>>>>>
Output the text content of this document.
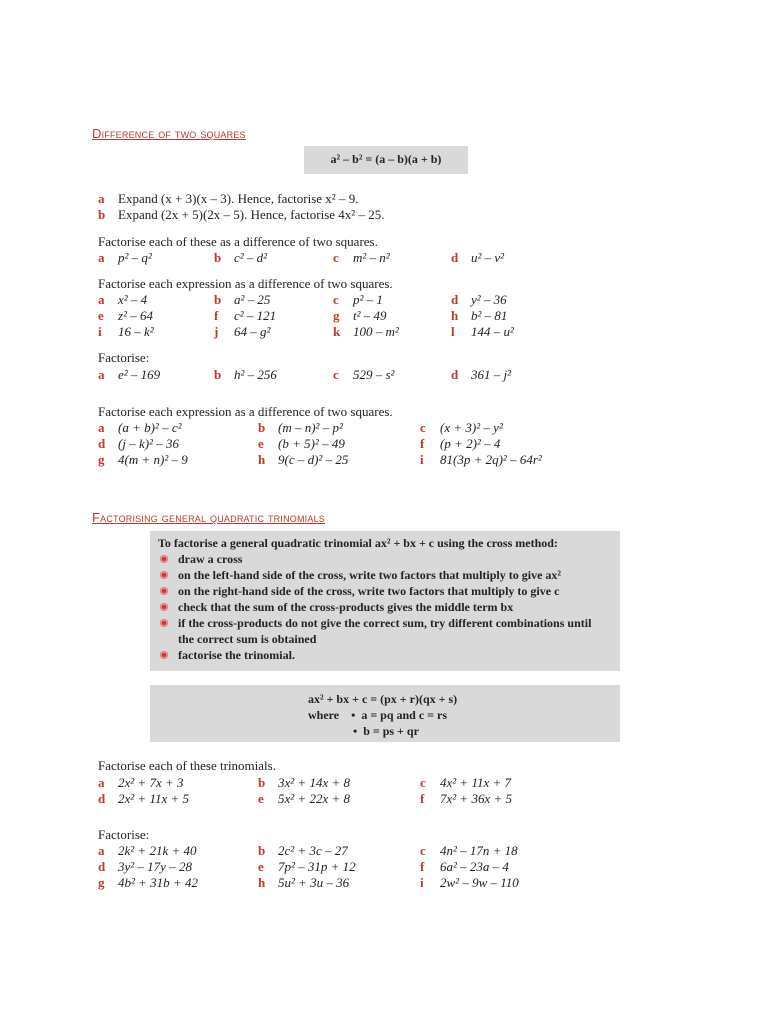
Difference of two squares
a² – b² = (a – b)(a + b)
a Expand (x + 3)(x – 3). Hence, factorise x² – 9.
b Expand (2x + 5)(2x – 5). Hence, factorise 4x² – 25.
Factorise each of these as a difference of two squares.
a p² – q²	b c² – d²	c m² – n²	d u² – v²
Factorise each expression as a difference of two squares.
a x² – 4	b a² – 25	c p² – 1	d y² – 36
e z² – 64	f c² – 121	g t² – 49	h b² – 81
i 16 – k²	j 64 – g²	k 100 – m²	l 144 – u²
Factorise:
a e² – 169	b h² – 256	c 529 – s²	d 361 – j²
Factorise each expression as a difference of two squares.
a (a + b)² – c²	b (m – n)² – p²	c (x + 3)² – y²
d (j – k)² – 36	e (b + 5)² – 49	f (p + 2)² – 4
g 4(m + n)² – 9	h 9(c – d)² – 25	i 81(3p + 2q)² – 64r²
Factorising general quadratic trinomials
To factorise a general quadratic trinomial ax² + bx + c using the cross method:
draw a cross
on the left-hand side of the cross, write two factors that multiply to give ax²
on the right-hand side of the cross, write two factors that multiply to give c
check that the sum of the cross-products gives the middle term bx
if the cross-products do not give the correct sum, try different combinations until
the correct sum is obtained
factorise the trinomial.
ax² + bx + c = (px + r)(qx + s)
where • a = pq and c = rs
• b = ps + qr
Factorise each of these trinomials.
a 2x² + 7x + 3	b 3x² + 14x + 8	c 4x² + 11x + 7
d 2x² + 11x + 5	e 5x² + 22x + 8	f 7x² + 36x + 5
Factorise:
a 2k² + 21k + 40	b 2c² + 3c – 27	c 4n² – 17n + 18
d 3y² – 17y – 28	e 7p² – 31p + 12	f 6a² – 23a – 4
g 4b² + 31b + 42	h 5u² + 3u – 36	i 2w² – 9w – 110
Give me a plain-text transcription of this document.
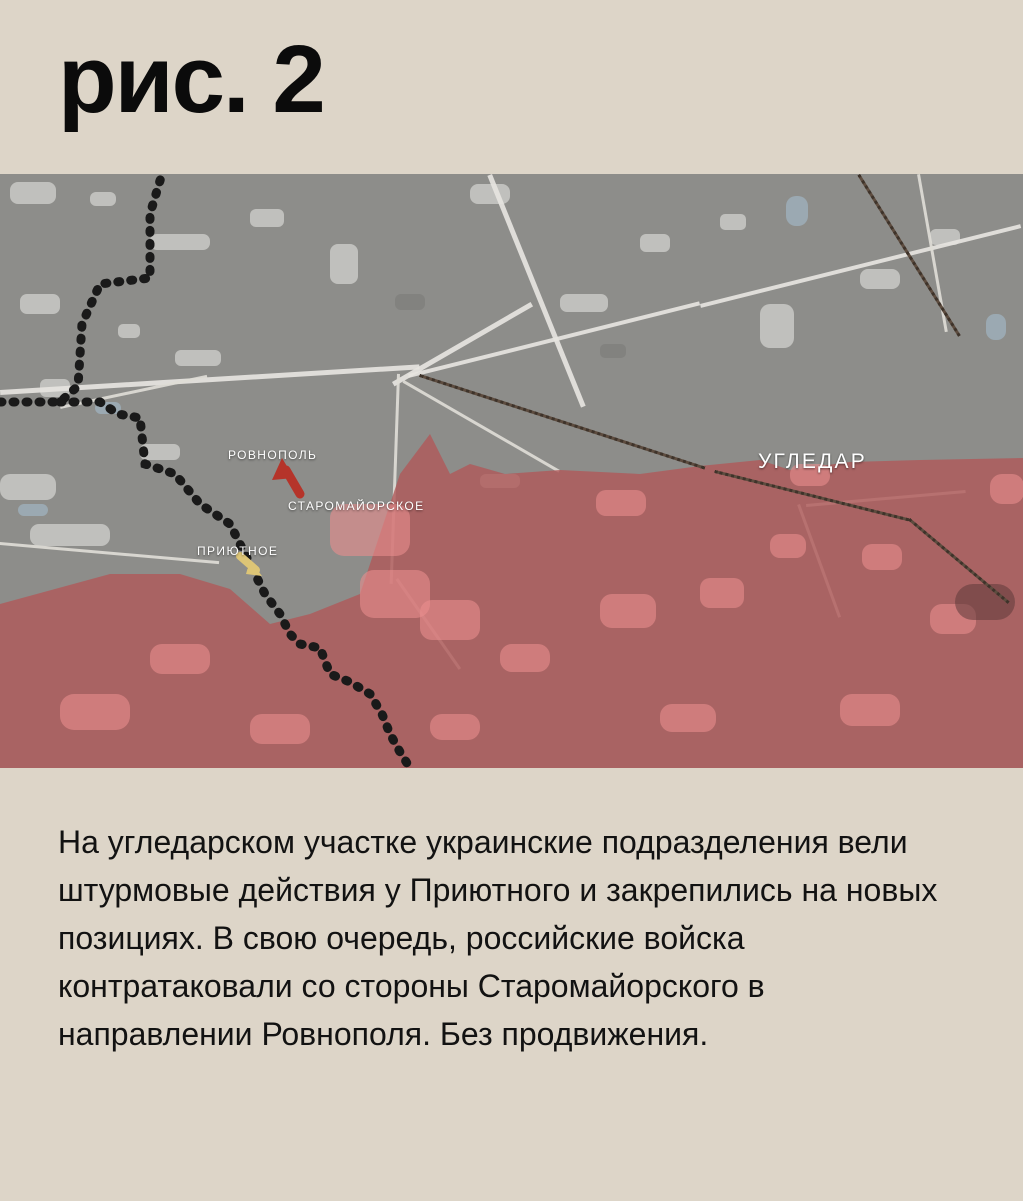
рис. 2
РОВНОПОЛЬ
СТАРОМАЙОРСКОЕ
ПРИЮТНОЕ
УГЛЕДАР

На угледарском участке украинские подразделения вели штурмовые действия у Приютного и закрепились на новых позициях. В свою очередь, российские войска контратаковали со стороны Старомайорского в направлении Ровнополя. Без продвижения.
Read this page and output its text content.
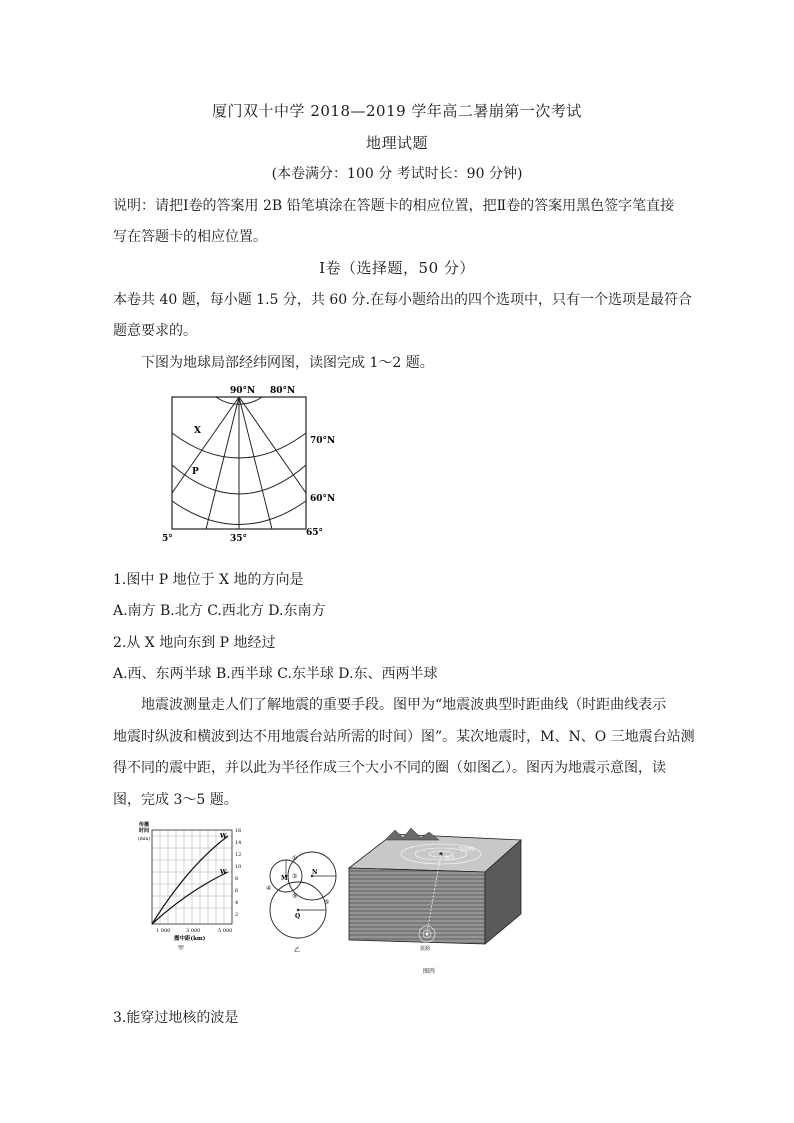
厦门双十中学 2018—2019 学年高二暑崩第一次考试
地理试题
(本卷满分：100 分 考试时长：90 分钟)
说明：请把Ⅰ卷的答案用 2B 铅笔填涂在答题卡的相应位置，把Ⅱ卷的答案用黑色签字笔直接
写在答题卡的相应位置。
Ⅰ卷（选择题，50 分）
本卷共 40 题，每小题 1.5 分，共 60 分.在每小题给出的四个选项中，只有一个选项是最符合
题意要求的。
下图为地球局部经纬网图，读图完成 1～2 题。
90°N 80°N
70°N
60°N
X
P
5°	35°
65°
1.图中 P 地位于 X 地的方向是
A.南方 B.北方 C.西北方 D.东南方
2.从 X 地向东到 P 地经过
A.西、东两半球 B.西半球 C.东半球 D.东、西两半球
地震波测量走人们了解地震的重要手段。图甲为“地震波典型时距曲线（时距曲线表示
地震时纵波和横波到达不用地震台站所需的时间）图”。某次地震时，M、N、O 三地震台站测
得不同的震中距，并以此为半径作成三个大小不同的圈（如图乙）。图丙为地震示意图，读
图，完成 3～5 题。
W
W
传 播
时 间
(min)
16
14
12
10
8
6
4
2
1 000	3 000	5 000
震中距(km)
甲
M
N
Q
①
②
③
④
⑤
乙
等震线
震中
震源
图丙
3.能穿过地核的波是
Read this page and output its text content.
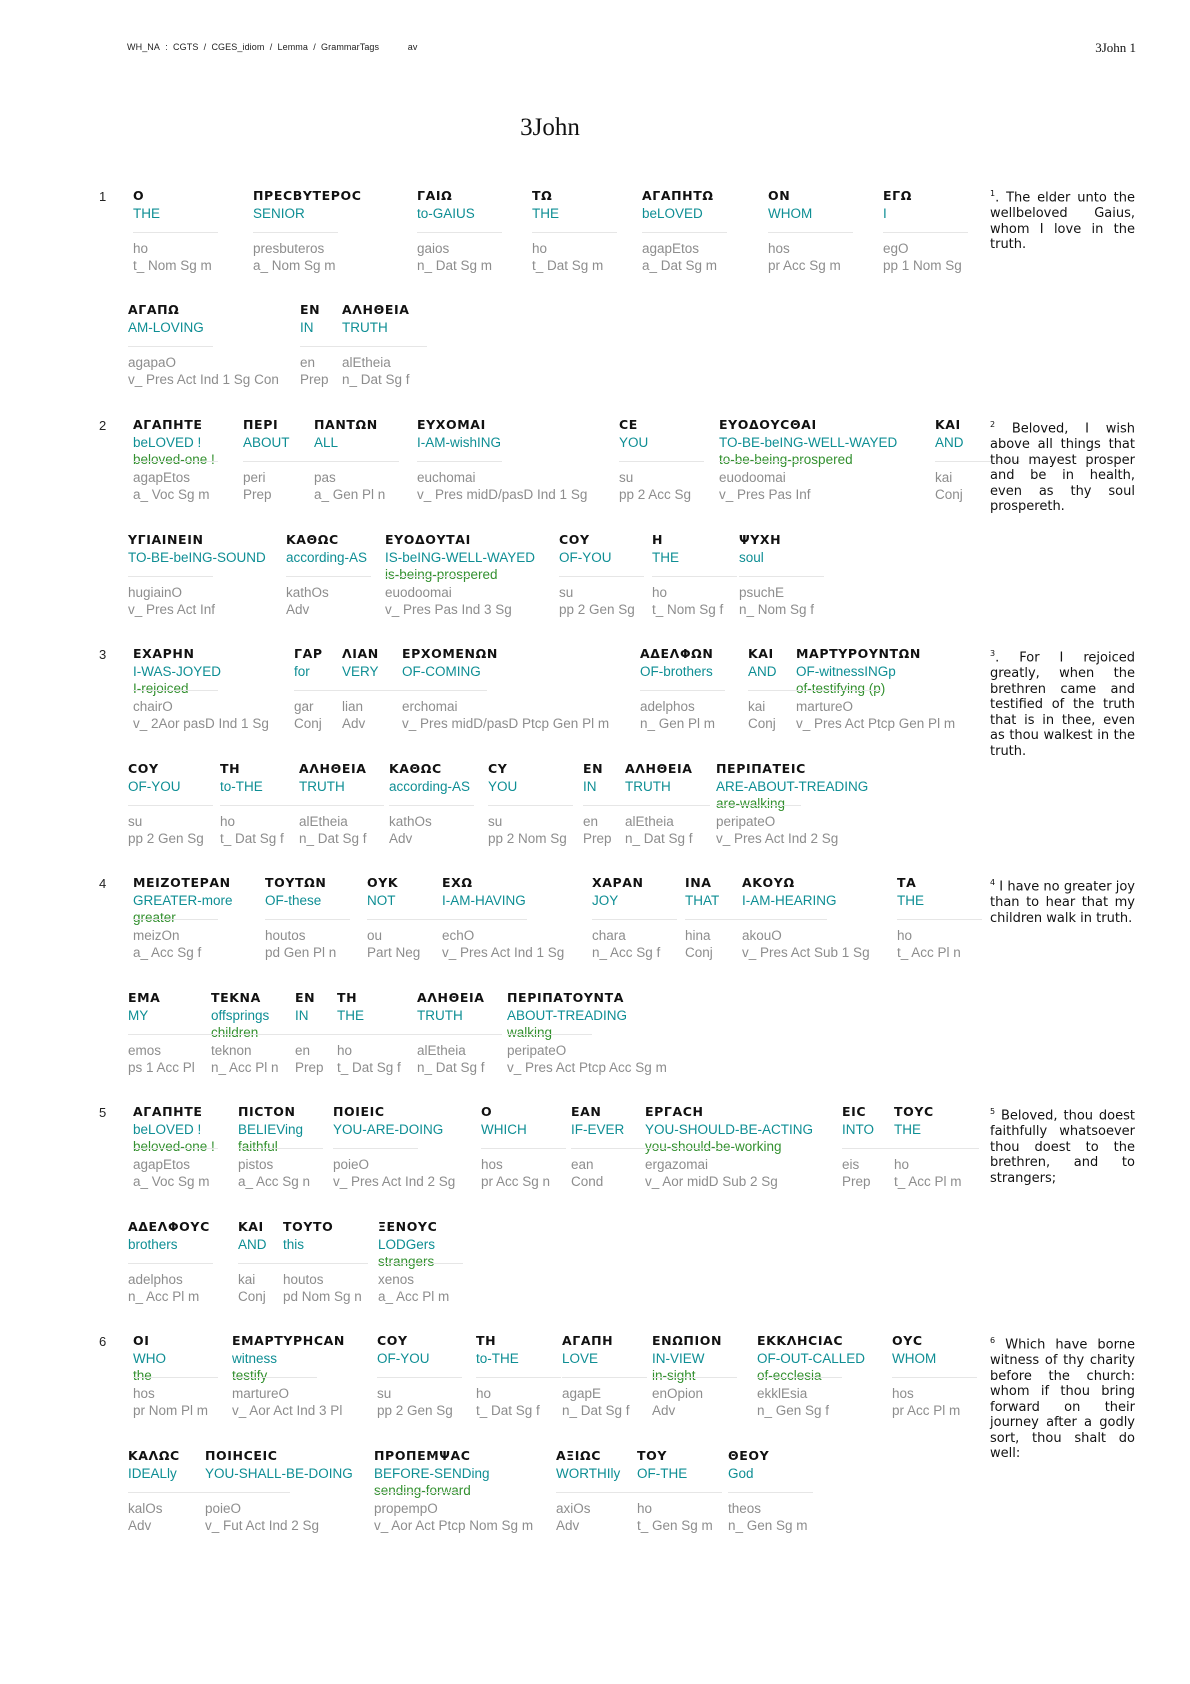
WH_NA : CGTS / CGES_idiom / Lemma / GrammarTags	av	3John 1
3John
1 Ο
THE
ho
t_ Nom Sg m
ΠΡΕϹΒΥΤΕΡΟϹ
SENIOR
presbuteros
a_ Nom Sg m
ΓΑΙΩ
to-GAIUS
gaios
n_ Dat Sg m
ΤΩ
THE
ho
t_ Dat Sg m
ΑΓΑΠΗΤΩ
beLOVED
agapEtos
a_ Dat Sg m
ΟΝ
WHOM
hos
pr Acc Sg m
ΕΓΩ
I
egO
pp 1 Nom Sg
ΑΓΑΠΩ
AM-LOVING
agapaO
v_ Pres Act Ind 1 Sg Con
ΕΝ
IN
en
Prep
ΑΛΗΘΕΙΑ
TRUTH
alEtheia
n_ Dat Sg f
$^1$. The elder unto the wellbeloved Gaius, whom I love in the truth.
2 ΑΓΑΠΗΤΕ
beLOVED !
beloved-one !
agapEtos
a_ Voc Sg m
ΠΕΡΙ
ABOUT
peri
Prep
ΠΑΝΤΩΝ
ALL
pas
a_ Gen Pl n
ΕΥΧΟΜΑΙ
I-AM-wishING
euchomai
v_ Pres midD/pasD Ind 1 Sg
ϹΕ
YOU
su
pp 2 Acc Sg
ΕΥΟΔΟΥϹΘΑΙ
TO-BE-beING-WELL-WAYED
to-be-being-prospered
euodoomai
v_ Pres Pas Inf
ΚΑΙ
AND
kai
Conj
ΥΓΙΑΙΝΕΙΝ
TO-BE-beING-SOUND
hugiainO
v_ Pres Act Inf
ΚΑΘΩϹ
according-AS
kathOs
Adv
ΕΥΟΔΟΥΤΑΙ
IS-beING-WELL-WAYED
is-being-prospered
euodoomai
v_ Pres Pas Ind 3 Sg
ϹΟΥ
OF-YOU
su
pp 2 Gen Sg
Η
THE
ho
t_ Nom Sg f
ΨΥΧΗ
soul
psuchE
n_ Nom Sg f
$^2$ Beloved, I wish above all things that thou mayest prosper and be in health, even as thy soul prospereth.
3 ΕΧΑΡΗΝ
I-WAS-JOYED
I-rejoiced
chairO
v_ 2Aor pasD Ind 1 Sg
ΓΑΡ
for
gar
Conj
ΛΙΑΝ
VERY
lian
Adv
ΕΡΧΟΜΕΝΩΝ
OF-COMING
erchomai
v_ Pres midD/pasD Ptcp Gen Pl m
ΑΔΕΛΦΩΝ
OF-brothers
adelphos
n_ Gen Pl m
ΚΑΙ
AND
kai
Conj
ΜΑΡΤΥΡΟΥΝΤΩΝ
OF-witnessINGp
of-testifying (p)
martureO
v_ Pres Act Ptcp Gen Pl m
ϹΟΥ
OF-YOU
su
pp 2 Gen Sg
ΤΗ
to-THE
ho
t_ Dat Sg f
ΑΛΗΘΕΙΑ
TRUTH
alEtheia
n_ Dat Sg f
ΚΑΘΩϹ
according-AS
kathOs
Adv
ϹΥ
YOU
su
pp 2 Nom Sg
ΕΝ
IN
en
Prep
ΑΛΗΘΕΙΑ
TRUTH
alEtheia
n_ Dat Sg f
ΠΕΡΙΠΑΤΕΙϹ
ARE-ABOUT-TREADING
are-walking
peripateO
v_ Pres Act Ind 2 Sg
$^3$. For I rejoiced greatly, when the brethren came and testified of the truth that is in thee, even as thou walkest in the truth.
4 ΜΕΙΖΟΤΕΡΑΝ
GREATER-more
greater
meizOn
a_ Acc Sg f
ΤΟΥΤΩΝ
OF-these
houtos
pd Gen Pl n
ΟΥΚ
NOT
ou
Part Neg
ΕΧΩ
I-AM-HAVING
echO
v_ Pres Act Ind 1 Sg
ΧΑΡΑΝ
JOY
chara
n_ Acc Sg f
ΙΝΑ
THAT
hina
Conj
ΑΚΟΥΩ
I-AM-HEARING
akouO
v_ Pres Act Sub 1 Sg
ΤΑ
THE
ho
t_ Acc Pl n
ΕΜΑ
MY
emos
ps 1 Acc Pl
ΤΕΚΝΑ
offsprings
children
teknon
n_ Acc Pl n
ΕΝ
IN
en
Prep
ΤΗ
THE
ho
t_ Dat Sg f
ΑΛΗΘΕΙΑ
TRUTH
alEtheia
n_ Dat Sg f
ΠΕΡΙΠΑΤΟΥΝΤΑ
ABOUT-TREADING
walking
peripateO
v_ Pres Act Ptcp Acc Sg m
$^4$ I have no greater joy than to hear that my children walk in truth.
5 ΑΓΑΠΗΤΕ
beLOVED !
beloved-one !
agapEtos
a_ Voc Sg m
ΠΙϹΤΟΝ
BELIEVing
faithful
pistos
a_ Acc Sg n
ΠΟΙΕΙϹ
YOU-ARE-DOING
poieO
v_ Pres Act Ind 2 Sg
Ο
WHICH
hos
pr Acc Sg n
ΕΑΝ
IF-EVER
ean
Cond
ΕΡΓΑϹΗ
YOU-SHOULD-BE-ACTING
you-should-be-working
ergazomai
v_ Aor midD Sub 2 Sg
ΕΙϹ
INTO
eis
Prep
ΤΟΥϹ
THE
ho
t_ Acc Pl m
ΑΔΕΛΦΟΥϹ
brothers
adelphos
n_ Acc Pl m
ΚΑΙ
AND
kai
Conj
ΤΟΥΤΟ
this
houtos
pd Nom Sg n
ΞΕΝΟΥϹ
LODGers
strangers
xenos
a_ Acc Pl m
$^5$ Beloved, thou doest faithfully whatsoever thou doest to the brethren, and to strangers;
6 ΟΙ
WHO
the
hos
pr Nom Pl m
ΕΜΑΡΤΥΡΗϹΑΝ
witness
testify
martureO
v_ Aor Act Ind 3 Pl
ϹΟΥ
OF-YOU
su
pp 2 Gen Sg
ΤΗ
to-THE
ho
t_ Dat Sg f
ΑΓΑΠΗ
LOVE
agapE
n_ Dat Sg f
ΕΝΩΠΙΟΝ
IN-VIEW
in-sight
enOpion
Adv
ΕΚΚΛΗϹΙΑϹ
OF-OUT-CALLED
of-ecclesia
ekklEsia
n_ Gen Sg f
ΟΥϹ
WHOM
hos
pr Acc Pl m
ΚΑΛΩϹ
IDEALly
kalOs
Adv
ΠΟΙΗϹΕΙϹ
YOU-SHALL-BE-DOING
poieO
v_ Fut Act Ind 2 Sg
ΠΡΟΠΕΜΨΑϹ
BEFORE-SENDing
sending-forward
propempO
v_ Aor Act Ptcp Nom Sg m
ΑΞΙΩϹ
WORTHIly
axiOs
Adv
ΤΟΥ
OF-THE
ho
t_ Gen Sg m
ΘΕΟΥ
God
theos
n_ Gen Sg m
$^6$ Which have borne witness of thy charity before the church: whom if thou bring forward on their journey after a godly sort, thou shalt do well:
<<<<<
Task description: Search the preceding listing for the word "ABOUT" and pull out every line that holds it.

Reply to the exercise:
ABOUT
ARE-ABOUT-TREADING
ABOUT-TREADING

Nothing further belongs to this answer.